• Provided data
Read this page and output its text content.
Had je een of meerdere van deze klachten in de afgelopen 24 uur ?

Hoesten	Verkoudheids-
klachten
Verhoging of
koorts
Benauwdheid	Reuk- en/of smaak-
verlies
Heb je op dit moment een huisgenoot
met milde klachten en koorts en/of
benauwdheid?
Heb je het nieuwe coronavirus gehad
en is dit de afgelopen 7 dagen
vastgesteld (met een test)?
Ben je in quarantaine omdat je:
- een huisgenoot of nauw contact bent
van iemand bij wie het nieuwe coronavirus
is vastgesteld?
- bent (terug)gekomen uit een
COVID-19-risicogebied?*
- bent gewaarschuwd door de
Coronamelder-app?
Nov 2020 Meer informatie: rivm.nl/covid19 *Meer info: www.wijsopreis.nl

• Your task
Retype every line of the listing exactly as it appears.

• Solved exercise
Read this page and output its text content.
Had je een of meerdere van deze klachten in de afgelopen 24 uur ?

Hoesten	Verkoudheids-
klachten
Verhoging of
koorts
Benauwdheid	Reuk- en/of smaak-
verlies
Heb je op dit moment een huisgenoot
met milde klachten en koorts en/of
benauwdheid?
Heb je het nieuwe coronavirus gehad
en is dit de afgelopen 7 dagen
vastgesteld (met een test)?
Ben je in quarantaine omdat je:
- een huisgenoot of nauw contact bent
van iemand bij wie het nieuwe coronavirus
is vastgesteld?
- bent (terug)gekomen uit een
COVID-19-risicogebied?*
- bent gewaarschuwd door de
Coronamelder-app?
Nov 2020 Meer informatie: rivm.nl/covid19 *Meer info: www.wijsopreis.nl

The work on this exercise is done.